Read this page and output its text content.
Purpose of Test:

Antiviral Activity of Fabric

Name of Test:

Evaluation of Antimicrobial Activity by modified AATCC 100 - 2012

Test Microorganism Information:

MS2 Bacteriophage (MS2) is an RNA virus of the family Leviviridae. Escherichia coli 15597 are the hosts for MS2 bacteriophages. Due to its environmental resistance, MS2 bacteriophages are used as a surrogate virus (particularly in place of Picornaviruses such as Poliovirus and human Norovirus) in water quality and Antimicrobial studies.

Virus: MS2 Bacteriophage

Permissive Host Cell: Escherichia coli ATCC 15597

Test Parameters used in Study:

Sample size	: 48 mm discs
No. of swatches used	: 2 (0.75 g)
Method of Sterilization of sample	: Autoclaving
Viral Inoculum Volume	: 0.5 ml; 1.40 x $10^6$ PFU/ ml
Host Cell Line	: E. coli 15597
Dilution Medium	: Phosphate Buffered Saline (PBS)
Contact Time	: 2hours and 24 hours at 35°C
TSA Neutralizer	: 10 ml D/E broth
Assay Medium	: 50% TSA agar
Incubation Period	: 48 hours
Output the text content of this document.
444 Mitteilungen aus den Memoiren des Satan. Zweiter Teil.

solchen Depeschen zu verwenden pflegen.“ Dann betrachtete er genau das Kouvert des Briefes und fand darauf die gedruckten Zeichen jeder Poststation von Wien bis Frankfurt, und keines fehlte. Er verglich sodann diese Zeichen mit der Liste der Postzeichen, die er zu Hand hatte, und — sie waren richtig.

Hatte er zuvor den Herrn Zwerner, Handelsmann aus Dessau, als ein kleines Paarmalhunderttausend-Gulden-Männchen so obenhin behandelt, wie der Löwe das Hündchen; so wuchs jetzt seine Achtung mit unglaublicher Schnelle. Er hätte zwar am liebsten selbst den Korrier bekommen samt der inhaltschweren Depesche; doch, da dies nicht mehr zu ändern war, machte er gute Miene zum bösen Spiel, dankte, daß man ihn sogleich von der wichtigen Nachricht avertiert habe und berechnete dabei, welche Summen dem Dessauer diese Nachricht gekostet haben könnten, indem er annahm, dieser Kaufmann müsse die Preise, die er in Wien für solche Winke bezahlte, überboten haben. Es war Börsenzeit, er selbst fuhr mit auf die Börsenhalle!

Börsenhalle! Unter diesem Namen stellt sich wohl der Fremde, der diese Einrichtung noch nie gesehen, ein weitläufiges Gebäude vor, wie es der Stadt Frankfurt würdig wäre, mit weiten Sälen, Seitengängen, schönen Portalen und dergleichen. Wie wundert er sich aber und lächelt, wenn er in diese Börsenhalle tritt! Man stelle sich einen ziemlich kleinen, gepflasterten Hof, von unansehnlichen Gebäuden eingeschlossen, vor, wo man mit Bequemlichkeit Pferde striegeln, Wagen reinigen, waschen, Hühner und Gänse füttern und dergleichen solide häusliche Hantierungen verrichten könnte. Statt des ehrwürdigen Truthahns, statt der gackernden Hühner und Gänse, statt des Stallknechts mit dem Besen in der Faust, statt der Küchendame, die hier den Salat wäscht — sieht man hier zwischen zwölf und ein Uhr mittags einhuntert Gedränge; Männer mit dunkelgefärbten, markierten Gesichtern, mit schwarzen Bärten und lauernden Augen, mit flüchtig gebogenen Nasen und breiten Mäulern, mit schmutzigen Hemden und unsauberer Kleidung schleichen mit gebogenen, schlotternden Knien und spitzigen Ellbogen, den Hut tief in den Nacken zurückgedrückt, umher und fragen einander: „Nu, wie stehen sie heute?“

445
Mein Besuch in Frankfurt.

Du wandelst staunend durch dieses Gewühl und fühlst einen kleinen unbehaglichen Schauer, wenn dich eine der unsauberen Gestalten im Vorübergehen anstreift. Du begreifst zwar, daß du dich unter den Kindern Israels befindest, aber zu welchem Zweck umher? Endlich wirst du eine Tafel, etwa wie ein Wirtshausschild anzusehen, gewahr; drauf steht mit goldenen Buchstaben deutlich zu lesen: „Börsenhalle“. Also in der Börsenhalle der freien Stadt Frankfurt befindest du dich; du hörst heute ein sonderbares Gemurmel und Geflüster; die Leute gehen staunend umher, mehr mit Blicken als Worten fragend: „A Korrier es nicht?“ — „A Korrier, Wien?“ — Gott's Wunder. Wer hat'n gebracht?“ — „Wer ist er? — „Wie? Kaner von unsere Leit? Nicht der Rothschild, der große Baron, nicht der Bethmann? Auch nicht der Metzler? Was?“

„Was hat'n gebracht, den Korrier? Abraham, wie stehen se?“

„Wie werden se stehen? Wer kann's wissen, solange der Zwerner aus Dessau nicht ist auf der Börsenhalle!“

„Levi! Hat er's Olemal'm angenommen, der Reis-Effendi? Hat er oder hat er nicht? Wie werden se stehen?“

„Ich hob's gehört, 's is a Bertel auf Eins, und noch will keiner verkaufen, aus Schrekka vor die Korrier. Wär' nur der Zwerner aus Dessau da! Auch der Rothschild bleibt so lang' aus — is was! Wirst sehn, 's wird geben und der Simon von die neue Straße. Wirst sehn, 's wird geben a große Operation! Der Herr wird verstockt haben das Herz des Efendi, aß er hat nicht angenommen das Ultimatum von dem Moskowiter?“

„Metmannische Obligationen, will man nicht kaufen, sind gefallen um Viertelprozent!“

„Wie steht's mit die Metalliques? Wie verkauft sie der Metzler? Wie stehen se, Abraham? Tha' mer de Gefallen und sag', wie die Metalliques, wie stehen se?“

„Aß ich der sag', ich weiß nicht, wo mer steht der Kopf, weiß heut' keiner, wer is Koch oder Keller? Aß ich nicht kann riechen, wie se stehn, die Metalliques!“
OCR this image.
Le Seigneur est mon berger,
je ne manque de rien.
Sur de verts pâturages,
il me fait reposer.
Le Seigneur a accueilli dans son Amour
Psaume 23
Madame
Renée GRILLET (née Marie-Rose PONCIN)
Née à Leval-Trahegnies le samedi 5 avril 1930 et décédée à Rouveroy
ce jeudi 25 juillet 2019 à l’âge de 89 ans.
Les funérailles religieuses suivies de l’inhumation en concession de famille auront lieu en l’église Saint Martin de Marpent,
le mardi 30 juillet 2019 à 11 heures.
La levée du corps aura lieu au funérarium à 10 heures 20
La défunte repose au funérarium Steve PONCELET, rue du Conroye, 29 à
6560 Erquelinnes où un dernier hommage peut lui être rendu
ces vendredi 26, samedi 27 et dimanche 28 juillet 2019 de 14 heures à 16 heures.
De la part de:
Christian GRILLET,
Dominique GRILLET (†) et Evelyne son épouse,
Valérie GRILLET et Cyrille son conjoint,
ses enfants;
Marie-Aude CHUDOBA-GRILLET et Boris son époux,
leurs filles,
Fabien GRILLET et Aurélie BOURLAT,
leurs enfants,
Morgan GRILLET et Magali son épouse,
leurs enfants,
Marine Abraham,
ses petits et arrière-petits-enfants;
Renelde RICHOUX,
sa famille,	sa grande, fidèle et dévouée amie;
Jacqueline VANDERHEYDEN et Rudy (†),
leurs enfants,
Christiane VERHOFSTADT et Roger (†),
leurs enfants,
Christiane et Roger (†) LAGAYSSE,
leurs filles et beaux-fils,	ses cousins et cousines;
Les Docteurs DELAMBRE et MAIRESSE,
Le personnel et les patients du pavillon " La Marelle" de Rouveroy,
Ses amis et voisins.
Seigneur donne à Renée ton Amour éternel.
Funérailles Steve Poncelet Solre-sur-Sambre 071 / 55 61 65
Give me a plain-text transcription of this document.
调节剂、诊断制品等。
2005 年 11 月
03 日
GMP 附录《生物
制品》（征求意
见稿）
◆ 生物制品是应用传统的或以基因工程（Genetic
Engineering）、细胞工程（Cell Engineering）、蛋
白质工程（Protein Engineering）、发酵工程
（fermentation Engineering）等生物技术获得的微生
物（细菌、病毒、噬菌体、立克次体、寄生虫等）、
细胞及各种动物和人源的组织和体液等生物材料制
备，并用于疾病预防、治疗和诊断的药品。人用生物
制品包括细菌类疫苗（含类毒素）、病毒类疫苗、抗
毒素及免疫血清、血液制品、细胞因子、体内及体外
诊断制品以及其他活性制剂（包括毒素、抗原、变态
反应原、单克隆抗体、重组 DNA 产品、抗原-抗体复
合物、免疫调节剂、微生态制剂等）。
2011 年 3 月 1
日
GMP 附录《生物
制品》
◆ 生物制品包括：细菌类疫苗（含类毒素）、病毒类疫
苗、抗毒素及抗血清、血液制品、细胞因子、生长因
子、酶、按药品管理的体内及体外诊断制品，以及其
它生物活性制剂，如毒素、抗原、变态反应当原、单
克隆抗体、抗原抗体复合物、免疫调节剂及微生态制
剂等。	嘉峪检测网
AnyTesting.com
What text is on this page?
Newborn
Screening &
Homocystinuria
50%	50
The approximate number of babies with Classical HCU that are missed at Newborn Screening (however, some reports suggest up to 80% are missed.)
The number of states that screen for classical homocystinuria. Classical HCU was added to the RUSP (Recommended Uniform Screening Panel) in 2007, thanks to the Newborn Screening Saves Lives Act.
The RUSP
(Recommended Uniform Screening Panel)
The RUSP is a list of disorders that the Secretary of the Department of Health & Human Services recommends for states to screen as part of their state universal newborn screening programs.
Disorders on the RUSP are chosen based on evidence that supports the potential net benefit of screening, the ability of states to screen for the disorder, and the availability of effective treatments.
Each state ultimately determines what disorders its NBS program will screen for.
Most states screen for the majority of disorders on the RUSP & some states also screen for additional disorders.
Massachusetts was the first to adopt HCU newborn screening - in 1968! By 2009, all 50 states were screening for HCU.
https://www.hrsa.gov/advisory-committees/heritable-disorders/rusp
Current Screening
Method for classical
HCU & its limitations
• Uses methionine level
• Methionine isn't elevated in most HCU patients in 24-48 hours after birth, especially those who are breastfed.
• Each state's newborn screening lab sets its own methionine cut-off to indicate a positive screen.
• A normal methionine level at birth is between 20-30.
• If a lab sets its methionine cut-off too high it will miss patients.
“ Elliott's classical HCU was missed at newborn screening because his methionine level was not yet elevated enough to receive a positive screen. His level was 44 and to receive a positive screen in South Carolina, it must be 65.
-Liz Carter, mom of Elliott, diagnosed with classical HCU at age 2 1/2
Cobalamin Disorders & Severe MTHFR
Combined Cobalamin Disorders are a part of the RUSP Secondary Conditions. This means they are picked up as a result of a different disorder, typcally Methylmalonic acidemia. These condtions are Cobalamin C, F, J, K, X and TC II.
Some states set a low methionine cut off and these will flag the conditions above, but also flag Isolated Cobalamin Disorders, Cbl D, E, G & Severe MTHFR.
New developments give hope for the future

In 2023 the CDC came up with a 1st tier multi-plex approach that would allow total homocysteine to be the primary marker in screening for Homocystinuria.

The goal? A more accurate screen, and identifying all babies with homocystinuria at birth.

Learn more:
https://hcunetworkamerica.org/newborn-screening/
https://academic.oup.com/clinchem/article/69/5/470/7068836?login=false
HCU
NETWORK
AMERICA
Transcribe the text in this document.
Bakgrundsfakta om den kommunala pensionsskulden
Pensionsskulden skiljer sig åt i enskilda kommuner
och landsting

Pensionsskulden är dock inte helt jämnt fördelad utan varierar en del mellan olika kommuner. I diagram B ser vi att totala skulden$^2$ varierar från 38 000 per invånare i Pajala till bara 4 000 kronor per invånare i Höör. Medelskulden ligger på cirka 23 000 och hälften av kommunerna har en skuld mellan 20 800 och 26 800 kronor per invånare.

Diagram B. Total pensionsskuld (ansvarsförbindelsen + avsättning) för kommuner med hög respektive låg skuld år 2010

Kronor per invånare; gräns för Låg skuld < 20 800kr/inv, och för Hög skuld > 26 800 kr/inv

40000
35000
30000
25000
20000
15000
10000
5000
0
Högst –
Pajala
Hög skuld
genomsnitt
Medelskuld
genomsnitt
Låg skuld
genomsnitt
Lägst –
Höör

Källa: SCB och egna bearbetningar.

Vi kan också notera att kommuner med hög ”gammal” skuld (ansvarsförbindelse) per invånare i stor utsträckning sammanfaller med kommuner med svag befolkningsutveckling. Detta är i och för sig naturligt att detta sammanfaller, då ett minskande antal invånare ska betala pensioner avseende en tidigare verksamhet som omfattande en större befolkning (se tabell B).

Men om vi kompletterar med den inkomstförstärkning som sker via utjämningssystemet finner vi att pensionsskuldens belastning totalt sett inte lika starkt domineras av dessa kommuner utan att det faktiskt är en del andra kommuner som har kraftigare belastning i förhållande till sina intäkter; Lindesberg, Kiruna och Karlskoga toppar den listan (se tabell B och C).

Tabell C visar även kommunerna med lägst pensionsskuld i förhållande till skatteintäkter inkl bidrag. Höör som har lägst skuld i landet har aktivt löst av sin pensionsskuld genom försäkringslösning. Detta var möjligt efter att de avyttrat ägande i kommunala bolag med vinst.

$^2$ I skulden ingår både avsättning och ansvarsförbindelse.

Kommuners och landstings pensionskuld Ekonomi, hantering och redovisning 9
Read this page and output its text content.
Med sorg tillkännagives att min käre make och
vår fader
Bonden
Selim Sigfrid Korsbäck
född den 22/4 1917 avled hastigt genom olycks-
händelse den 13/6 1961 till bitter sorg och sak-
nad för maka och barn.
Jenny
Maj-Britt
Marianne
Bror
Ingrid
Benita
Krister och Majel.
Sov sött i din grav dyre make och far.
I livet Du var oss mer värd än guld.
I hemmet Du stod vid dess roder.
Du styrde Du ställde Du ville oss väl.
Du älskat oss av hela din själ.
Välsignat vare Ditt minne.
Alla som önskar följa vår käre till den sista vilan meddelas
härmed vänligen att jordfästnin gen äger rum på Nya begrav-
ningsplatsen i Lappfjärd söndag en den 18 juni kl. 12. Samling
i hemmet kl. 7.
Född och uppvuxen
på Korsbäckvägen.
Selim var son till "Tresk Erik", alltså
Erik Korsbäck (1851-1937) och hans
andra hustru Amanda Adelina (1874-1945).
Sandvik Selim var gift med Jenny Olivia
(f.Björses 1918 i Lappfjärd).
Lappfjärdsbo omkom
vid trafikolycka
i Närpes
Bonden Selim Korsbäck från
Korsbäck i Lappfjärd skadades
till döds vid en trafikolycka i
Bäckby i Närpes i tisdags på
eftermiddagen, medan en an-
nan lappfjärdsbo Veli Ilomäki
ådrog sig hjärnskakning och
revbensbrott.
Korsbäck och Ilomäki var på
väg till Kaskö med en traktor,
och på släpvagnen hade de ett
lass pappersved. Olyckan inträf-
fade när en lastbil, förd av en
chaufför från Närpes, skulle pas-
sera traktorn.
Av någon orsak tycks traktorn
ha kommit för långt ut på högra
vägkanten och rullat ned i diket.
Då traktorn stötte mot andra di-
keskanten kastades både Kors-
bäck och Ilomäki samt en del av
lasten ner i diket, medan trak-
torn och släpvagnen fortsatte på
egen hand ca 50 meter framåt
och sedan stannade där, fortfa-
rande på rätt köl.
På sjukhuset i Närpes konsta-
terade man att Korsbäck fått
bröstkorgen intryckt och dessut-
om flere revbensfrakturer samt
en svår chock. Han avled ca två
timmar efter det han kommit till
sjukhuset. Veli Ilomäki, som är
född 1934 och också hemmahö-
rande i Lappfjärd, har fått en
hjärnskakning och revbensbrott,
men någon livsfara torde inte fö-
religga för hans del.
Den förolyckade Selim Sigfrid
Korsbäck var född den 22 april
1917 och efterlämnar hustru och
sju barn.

----

• [What is required] Show all lines from the listing above in which "Närpes" appears.

• [Finished exercise]
i Närpes
Bäckby i Närpes i tisdags på
chaufför från Närpes, skulle pas-
På sjukhuset i Närpes konsta-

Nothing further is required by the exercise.